**Problem to work on**
Only a number is wanted: how many lines of the entries include the string "List"?

-- start of Extracted information --

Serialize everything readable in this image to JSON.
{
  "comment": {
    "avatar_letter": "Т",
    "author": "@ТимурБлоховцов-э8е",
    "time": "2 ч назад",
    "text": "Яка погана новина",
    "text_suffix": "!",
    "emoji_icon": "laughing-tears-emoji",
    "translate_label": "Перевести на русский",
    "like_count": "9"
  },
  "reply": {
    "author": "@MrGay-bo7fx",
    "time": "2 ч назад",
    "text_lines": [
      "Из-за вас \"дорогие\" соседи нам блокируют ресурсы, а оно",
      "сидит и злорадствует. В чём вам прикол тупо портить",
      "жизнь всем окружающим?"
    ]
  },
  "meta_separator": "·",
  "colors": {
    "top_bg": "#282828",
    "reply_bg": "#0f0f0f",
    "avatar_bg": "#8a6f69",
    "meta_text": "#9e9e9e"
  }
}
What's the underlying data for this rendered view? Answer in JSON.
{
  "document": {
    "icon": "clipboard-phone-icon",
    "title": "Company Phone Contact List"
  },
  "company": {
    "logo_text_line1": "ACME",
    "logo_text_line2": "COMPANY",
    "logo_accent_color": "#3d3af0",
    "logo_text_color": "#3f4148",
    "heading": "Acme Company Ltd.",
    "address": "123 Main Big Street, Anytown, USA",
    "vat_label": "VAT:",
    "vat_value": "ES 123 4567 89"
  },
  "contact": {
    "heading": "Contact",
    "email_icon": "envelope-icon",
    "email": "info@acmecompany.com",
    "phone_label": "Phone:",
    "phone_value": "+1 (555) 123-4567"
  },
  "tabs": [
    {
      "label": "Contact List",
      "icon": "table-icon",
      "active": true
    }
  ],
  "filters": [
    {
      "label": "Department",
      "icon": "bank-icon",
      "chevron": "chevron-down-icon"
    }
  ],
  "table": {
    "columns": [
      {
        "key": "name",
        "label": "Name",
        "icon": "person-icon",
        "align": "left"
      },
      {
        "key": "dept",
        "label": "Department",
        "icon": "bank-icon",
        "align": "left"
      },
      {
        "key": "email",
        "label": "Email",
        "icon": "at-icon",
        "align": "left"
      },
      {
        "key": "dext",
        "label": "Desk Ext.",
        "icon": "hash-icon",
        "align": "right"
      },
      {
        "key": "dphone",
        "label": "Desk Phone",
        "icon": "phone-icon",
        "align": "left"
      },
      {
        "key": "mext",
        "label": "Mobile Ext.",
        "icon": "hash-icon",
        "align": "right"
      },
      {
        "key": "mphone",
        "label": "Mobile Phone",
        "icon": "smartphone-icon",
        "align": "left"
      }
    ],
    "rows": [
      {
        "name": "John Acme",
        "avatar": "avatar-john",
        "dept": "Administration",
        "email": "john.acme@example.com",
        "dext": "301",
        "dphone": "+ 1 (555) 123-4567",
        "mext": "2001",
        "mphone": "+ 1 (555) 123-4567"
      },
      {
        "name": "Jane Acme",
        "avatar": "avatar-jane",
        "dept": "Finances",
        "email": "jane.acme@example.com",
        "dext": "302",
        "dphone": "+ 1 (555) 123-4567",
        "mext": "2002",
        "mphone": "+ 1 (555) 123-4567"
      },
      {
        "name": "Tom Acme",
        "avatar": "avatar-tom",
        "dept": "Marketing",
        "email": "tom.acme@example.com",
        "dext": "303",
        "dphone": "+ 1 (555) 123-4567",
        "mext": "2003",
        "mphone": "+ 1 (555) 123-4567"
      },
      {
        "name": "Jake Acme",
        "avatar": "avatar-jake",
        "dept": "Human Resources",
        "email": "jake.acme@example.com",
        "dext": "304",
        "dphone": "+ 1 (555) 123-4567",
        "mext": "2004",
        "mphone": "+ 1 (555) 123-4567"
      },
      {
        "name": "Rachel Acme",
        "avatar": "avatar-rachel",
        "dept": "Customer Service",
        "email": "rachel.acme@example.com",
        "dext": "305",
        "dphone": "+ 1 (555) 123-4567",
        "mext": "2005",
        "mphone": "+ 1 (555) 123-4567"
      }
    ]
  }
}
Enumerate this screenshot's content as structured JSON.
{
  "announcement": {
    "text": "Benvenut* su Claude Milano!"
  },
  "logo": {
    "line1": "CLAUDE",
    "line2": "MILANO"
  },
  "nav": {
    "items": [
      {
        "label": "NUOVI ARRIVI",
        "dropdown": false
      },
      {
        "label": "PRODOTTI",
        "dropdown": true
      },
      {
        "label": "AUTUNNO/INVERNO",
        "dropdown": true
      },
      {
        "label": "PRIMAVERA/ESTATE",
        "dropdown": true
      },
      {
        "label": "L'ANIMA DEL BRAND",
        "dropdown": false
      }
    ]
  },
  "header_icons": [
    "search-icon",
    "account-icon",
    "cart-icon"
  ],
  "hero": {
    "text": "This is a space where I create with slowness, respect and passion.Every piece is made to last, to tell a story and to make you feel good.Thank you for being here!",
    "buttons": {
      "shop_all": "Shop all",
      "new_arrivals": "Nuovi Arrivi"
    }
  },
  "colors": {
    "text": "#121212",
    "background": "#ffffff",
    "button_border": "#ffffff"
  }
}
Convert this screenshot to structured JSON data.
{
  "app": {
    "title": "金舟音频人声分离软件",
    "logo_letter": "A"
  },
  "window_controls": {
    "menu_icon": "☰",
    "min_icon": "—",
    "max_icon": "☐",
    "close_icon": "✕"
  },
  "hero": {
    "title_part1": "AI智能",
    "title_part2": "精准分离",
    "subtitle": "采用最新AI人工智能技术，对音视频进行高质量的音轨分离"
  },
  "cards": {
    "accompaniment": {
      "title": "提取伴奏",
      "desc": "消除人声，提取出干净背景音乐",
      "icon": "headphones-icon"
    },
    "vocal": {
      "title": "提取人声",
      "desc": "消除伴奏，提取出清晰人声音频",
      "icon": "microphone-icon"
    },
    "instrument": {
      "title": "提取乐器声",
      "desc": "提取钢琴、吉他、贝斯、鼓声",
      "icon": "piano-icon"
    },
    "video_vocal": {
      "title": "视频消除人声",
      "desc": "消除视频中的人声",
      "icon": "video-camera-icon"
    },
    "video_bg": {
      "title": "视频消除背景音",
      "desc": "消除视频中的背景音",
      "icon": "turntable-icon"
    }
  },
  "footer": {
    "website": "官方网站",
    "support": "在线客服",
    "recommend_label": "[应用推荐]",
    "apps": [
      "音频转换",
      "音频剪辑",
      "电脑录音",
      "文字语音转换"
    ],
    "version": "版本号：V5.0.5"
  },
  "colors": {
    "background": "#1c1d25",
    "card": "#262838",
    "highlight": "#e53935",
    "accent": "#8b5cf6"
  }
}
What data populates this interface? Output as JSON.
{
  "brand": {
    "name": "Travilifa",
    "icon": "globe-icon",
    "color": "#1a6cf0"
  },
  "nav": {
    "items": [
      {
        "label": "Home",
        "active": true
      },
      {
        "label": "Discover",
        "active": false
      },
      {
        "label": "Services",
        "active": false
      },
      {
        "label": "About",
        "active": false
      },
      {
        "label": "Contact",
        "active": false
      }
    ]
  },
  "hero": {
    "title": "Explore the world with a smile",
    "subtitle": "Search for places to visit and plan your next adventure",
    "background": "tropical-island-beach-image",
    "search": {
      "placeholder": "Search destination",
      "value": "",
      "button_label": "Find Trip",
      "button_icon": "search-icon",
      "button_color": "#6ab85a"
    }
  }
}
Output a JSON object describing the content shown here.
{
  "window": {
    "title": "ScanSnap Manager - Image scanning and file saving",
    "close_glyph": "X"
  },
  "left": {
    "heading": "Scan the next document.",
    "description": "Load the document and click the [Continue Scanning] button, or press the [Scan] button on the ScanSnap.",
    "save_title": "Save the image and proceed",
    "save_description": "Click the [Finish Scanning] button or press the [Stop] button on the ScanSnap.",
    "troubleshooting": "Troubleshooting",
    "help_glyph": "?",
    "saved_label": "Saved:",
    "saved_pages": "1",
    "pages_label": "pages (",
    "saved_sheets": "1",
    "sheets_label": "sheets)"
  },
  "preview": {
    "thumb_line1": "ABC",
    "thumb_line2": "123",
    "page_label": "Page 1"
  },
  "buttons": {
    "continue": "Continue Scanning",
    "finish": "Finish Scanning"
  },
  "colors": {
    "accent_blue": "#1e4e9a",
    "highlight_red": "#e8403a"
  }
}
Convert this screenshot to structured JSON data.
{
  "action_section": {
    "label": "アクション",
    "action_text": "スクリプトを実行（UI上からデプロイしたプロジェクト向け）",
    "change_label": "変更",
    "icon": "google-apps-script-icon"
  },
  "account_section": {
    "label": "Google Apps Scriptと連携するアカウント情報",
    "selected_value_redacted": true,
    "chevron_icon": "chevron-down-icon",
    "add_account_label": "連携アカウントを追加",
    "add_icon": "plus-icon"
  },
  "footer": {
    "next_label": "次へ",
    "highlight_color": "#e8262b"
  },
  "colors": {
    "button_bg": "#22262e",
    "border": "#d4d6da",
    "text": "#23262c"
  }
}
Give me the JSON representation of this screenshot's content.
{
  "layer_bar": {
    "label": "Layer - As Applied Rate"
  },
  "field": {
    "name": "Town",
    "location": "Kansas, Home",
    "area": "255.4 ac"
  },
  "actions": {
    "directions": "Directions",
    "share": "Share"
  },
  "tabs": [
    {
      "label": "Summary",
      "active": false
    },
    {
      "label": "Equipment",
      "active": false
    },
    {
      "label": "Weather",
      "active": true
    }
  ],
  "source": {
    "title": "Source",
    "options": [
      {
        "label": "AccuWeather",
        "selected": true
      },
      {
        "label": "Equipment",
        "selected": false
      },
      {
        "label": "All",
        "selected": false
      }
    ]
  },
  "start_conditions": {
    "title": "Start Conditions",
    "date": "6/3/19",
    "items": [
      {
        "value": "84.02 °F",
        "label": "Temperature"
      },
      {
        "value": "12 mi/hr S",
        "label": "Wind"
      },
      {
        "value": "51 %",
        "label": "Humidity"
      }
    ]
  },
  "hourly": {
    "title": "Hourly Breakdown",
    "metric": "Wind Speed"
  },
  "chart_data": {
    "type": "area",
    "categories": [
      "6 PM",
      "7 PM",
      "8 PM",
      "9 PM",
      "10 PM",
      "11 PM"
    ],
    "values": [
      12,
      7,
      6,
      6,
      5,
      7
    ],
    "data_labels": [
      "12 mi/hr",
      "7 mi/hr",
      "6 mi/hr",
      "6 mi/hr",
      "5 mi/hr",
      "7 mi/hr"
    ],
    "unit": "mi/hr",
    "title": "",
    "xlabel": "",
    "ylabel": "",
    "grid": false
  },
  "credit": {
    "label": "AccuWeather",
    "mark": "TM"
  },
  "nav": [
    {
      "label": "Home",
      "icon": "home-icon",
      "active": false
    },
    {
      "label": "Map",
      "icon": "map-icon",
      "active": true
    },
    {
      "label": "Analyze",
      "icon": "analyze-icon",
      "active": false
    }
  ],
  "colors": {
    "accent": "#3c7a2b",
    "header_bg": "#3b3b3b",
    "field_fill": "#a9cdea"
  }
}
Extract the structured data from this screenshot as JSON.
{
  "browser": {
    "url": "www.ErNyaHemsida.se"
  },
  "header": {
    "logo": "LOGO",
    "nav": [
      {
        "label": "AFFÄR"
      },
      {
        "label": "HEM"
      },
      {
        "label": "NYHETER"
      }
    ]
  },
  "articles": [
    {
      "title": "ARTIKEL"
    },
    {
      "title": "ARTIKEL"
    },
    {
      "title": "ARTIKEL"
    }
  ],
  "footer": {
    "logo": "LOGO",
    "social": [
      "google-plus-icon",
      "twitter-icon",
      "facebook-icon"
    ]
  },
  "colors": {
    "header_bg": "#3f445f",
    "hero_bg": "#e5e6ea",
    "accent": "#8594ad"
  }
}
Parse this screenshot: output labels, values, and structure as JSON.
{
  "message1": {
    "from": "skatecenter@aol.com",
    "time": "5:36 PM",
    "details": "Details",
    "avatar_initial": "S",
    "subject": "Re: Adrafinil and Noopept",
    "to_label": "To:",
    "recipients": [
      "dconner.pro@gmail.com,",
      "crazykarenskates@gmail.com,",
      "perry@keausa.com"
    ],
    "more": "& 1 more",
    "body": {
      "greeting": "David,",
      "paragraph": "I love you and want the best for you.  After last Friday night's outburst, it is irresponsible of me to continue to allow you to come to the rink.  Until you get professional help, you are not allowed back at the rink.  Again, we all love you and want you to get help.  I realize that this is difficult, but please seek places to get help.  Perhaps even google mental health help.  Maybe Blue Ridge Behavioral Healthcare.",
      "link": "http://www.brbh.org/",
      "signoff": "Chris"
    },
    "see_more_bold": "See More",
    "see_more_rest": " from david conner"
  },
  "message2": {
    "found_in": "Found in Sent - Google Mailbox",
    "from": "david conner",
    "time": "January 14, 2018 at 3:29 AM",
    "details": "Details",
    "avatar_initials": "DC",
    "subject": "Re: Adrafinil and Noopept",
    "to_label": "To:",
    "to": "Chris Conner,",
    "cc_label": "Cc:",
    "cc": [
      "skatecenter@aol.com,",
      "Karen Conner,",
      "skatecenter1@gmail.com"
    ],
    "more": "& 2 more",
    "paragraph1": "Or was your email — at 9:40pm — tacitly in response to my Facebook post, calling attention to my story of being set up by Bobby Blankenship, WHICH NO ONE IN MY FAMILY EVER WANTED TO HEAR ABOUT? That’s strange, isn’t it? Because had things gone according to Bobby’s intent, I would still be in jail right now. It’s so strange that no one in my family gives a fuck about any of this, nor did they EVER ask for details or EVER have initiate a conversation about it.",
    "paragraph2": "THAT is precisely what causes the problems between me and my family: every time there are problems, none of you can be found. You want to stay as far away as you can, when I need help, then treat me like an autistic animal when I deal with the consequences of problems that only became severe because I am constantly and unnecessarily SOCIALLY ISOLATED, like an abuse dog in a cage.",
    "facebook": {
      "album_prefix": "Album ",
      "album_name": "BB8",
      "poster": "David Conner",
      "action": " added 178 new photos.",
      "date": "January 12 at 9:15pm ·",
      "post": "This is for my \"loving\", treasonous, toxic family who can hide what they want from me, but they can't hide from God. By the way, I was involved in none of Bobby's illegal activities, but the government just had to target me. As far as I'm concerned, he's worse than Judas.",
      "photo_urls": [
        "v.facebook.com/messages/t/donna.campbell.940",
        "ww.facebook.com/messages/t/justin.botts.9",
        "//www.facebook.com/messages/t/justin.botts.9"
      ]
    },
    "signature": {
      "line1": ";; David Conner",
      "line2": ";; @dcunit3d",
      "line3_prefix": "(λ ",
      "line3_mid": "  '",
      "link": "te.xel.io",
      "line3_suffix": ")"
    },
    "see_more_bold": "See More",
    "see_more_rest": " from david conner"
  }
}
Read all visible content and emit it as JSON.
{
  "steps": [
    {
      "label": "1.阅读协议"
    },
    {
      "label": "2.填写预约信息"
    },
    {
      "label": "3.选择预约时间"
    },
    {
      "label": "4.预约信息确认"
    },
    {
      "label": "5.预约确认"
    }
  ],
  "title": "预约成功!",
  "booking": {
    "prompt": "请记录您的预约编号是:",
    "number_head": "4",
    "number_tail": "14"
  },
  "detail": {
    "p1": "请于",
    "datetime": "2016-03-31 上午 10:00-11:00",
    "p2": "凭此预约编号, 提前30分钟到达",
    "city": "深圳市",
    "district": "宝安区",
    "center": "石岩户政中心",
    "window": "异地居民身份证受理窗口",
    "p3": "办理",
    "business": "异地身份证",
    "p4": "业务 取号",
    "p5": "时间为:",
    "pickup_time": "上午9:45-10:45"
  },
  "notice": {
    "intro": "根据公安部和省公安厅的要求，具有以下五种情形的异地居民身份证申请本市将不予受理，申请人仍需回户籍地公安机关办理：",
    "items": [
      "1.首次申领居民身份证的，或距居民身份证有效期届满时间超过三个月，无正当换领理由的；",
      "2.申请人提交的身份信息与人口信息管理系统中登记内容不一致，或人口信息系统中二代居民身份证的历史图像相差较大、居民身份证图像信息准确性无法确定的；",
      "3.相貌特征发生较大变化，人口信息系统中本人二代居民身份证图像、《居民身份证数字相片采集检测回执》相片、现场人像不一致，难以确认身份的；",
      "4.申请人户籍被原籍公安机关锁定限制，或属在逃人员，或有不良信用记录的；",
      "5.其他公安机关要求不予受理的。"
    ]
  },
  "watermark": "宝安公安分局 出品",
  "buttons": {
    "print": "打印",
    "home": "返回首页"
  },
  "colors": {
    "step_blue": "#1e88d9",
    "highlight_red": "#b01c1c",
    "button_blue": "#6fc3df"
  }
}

-- end of Extracted information --

**Written solution**
2